[START Supplied data]

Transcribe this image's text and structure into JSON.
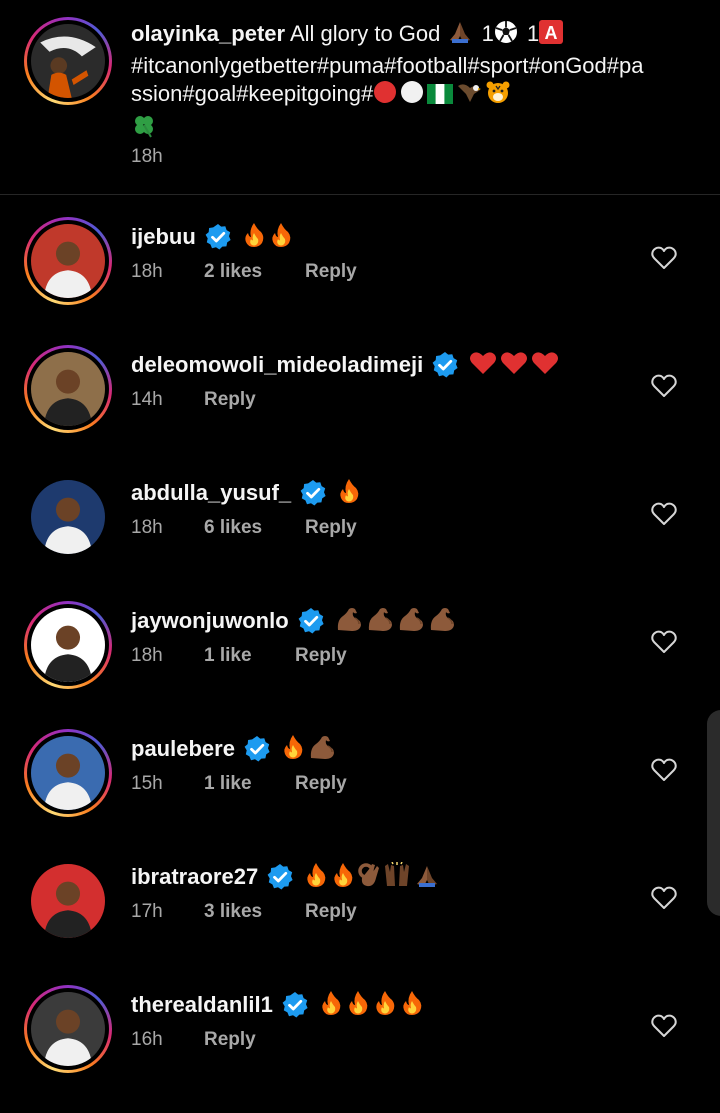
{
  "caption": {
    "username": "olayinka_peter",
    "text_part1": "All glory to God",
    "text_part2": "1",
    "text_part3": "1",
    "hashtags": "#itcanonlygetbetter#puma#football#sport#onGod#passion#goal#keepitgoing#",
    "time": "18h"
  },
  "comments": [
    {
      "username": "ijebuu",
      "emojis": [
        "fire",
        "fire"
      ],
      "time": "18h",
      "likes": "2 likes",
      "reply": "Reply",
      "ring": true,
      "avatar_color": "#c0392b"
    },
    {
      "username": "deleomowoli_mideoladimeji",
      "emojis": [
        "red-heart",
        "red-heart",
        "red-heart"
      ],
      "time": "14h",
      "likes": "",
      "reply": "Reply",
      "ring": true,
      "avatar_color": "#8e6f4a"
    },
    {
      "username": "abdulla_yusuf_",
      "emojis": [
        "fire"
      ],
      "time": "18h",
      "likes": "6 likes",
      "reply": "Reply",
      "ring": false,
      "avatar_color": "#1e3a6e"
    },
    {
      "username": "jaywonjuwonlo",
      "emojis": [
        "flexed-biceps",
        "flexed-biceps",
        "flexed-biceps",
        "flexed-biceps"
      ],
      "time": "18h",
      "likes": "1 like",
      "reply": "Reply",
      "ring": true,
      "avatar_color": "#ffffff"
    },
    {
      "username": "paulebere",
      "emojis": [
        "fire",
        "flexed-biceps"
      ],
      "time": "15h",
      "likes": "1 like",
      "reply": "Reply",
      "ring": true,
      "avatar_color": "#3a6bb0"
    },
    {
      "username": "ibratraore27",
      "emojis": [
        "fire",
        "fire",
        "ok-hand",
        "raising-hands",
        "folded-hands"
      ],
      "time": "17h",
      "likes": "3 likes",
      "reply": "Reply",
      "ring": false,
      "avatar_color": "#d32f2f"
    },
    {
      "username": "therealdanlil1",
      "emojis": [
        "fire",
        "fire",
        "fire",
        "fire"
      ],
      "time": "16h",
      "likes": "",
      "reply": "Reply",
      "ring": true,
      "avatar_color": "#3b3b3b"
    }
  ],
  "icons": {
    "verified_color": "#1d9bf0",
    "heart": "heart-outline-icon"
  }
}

[END Supplied data]

* _Written task_
All the material shown above is to be copied exactly, with no pictures carried over.

* _Full output_
Transcribe this image's text and structure into JSON.
{
  "caption": {
    "username": "olayinka_peter",
    "text_part1": "All glory to God",
    "text_part2": "1",
    "text_part3": "1",
    "hashtags": "#itcanonlygetbetter#puma#football#sport#onGod#passion#goal#keepitgoing#",
    "time": "18h"
  },
  "comments": [
    {
      "username": "ijebuu",
      "emojis": [
        "fire",
        "fire"
      ],
      "time": "18h",
      "likes": "2 likes",
      "reply": "Reply",
      "ring": true,
      "avatar_color": "#c0392b"
    },
    {
      "username": "deleomowoli_mideoladimeji",
      "emojis": [
        "red-heart",
        "red-heart",
        "red-heart"
      ],
      "time": "14h",
      "likes": "",
      "reply": "Reply",
      "ring": true,
      "avatar_color": "#8e6f4a"
    },
    {
      "username": "abdulla_yusuf_",
      "emojis": [
        "fire"
      ],
      "time": "18h",
      "likes": "6 likes",
      "reply": "Reply",
      "ring": false,
      "avatar_color": "#1e3a6e"
    },
    {
      "username": "jaywonjuwonlo",
      "emojis": [
        "flexed-biceps",
        "flexed-biceps",
        "flexed-biceps",
        "flexed-biceps"
      ],
      "time": "18h",
      "likes": "1 like",
      "reply": "Reply",
      "ring": true,
      "avatar_color": "#ffffff"
    },
    {
      "username": "paulebere",
      "emojis": [
        "fire",
        "flexed-biceps"
      ],
      "time": "15h",
      "likes": "1 like",
      "reply": "Reply",
      "ring": true,
      "avatar_color": "#3a6bb0"
    },
    {
      "username": "ibratraore27",
      "emojis": [
        "fire",
        "fire",
        "ok-hand",
        "raising-hands",
        "folded-hands"
      ],
      "time": "17h",
      "likes": "3 likes",
      "reply": "Reply",
      "ring": false,
      "avatar_color": "#d32f2f"
    },
    {
      "username": "therealdanlil1",
      "emojis": [
        "fire",
        "fire",
        "fire",
        "fire"
      ],
      "time": "16h",
      "likes": "",
      "reply": "Reply",
      "ring": true,
      "avatar_color": "#3b3b3b"
    }
  ],
  "icons": {
    "verified_color": "#1d9bf0",
    "heart": "heart-outline-icon"
  }
}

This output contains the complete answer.